**Required work**. Reproduce each line from the records that holds "Jabatan".

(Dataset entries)

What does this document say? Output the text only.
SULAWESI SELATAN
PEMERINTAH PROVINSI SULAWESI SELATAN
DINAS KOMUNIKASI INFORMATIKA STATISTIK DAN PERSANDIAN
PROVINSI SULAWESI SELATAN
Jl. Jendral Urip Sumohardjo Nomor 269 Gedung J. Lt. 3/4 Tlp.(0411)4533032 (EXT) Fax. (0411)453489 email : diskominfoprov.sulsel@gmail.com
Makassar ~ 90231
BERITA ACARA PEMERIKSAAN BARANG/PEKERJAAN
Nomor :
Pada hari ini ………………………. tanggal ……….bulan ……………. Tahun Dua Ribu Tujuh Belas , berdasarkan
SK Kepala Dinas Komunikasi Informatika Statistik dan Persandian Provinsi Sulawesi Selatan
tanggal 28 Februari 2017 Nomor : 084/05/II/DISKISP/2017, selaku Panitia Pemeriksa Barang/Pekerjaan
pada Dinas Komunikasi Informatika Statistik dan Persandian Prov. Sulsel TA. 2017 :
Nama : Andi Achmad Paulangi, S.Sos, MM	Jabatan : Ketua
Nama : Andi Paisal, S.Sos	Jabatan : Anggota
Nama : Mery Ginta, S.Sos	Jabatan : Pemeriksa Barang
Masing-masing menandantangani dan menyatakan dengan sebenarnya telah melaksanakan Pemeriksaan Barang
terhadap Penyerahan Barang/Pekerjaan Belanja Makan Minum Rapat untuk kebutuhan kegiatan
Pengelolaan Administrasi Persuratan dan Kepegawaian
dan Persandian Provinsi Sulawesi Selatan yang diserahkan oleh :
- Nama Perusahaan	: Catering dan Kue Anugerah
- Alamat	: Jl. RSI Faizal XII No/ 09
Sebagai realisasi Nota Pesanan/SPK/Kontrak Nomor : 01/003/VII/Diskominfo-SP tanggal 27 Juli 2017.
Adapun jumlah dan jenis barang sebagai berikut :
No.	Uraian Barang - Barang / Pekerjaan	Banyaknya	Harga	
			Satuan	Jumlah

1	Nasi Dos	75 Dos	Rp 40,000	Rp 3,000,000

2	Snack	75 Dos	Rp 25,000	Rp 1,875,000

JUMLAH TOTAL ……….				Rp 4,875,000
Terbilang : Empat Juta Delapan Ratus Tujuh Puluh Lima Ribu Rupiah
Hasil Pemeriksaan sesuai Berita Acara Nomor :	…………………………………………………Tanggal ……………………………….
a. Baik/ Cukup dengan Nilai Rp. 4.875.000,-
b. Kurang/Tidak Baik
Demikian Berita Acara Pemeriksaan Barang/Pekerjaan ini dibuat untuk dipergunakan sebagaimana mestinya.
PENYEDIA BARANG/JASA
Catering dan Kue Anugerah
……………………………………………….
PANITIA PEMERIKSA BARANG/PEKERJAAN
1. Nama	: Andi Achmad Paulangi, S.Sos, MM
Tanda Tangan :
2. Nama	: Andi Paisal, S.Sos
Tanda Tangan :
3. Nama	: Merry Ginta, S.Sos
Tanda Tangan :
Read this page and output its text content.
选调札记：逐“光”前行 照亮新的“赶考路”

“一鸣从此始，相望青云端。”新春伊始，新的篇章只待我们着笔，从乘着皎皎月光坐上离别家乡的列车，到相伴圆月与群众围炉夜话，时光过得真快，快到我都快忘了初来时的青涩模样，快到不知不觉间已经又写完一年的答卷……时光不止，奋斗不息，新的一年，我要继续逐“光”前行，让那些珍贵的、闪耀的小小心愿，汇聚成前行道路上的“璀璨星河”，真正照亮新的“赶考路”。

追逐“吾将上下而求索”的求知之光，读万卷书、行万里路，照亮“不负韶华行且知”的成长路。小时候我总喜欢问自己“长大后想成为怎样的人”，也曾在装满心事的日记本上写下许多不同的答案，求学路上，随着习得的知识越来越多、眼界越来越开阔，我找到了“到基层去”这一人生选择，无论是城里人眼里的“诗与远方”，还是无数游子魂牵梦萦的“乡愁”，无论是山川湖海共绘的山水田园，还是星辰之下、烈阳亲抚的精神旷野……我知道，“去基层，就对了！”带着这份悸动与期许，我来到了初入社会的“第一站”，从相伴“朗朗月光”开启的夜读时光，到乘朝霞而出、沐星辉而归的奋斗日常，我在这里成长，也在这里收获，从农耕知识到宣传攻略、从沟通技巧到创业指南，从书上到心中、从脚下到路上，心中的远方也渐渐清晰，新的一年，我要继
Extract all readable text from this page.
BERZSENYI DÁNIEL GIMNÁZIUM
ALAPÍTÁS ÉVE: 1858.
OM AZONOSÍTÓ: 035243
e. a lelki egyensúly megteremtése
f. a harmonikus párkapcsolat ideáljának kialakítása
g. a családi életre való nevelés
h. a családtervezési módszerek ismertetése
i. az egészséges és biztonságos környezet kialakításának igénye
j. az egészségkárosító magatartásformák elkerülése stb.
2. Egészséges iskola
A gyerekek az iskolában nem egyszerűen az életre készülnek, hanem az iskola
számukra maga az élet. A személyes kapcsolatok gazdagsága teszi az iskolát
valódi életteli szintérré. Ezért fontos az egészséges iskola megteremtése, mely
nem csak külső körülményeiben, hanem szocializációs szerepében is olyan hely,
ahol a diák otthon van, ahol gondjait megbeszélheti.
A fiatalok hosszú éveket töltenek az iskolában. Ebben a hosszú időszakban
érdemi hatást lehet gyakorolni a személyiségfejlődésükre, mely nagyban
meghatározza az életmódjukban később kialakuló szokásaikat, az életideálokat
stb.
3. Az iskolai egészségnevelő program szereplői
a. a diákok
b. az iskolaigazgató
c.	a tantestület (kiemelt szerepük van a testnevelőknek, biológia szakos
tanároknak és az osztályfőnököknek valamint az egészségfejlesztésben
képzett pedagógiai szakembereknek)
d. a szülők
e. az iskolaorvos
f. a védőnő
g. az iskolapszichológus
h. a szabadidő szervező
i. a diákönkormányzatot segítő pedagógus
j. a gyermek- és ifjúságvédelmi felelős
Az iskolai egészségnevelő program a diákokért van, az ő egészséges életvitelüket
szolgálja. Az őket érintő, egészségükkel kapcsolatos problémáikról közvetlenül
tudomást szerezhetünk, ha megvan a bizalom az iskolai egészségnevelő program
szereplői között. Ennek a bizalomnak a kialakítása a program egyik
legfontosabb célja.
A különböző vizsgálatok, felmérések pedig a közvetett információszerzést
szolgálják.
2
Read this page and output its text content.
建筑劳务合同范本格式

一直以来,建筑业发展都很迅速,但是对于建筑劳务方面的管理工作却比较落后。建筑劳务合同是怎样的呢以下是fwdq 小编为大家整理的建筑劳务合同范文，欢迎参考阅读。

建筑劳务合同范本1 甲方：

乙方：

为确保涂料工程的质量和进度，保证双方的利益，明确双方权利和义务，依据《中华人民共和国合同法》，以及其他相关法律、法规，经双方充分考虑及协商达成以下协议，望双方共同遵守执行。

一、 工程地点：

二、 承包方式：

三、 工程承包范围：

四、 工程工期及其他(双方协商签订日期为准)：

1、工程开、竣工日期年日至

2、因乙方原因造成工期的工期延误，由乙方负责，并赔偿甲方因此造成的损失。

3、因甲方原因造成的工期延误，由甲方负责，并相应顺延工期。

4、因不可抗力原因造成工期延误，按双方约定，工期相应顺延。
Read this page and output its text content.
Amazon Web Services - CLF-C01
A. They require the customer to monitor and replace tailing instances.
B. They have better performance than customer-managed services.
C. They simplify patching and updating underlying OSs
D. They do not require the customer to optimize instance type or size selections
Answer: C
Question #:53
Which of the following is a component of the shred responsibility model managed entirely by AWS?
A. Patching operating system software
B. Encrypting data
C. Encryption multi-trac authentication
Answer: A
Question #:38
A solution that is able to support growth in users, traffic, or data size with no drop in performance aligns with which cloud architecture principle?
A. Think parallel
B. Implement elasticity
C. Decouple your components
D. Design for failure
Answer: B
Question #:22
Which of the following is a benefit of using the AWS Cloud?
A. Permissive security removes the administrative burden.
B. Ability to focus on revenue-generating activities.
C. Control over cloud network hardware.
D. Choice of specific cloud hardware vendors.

**Output of the task**.
Nama : Andi Achmad Paulangi, S.Sos, MM	Jabatan : Ketua
Nama : Andi Paisal, S.Sos	Jabatan : Anggota
Nama : Mery Ginta, S.Sos	Jabatan : Pemeriksa Barang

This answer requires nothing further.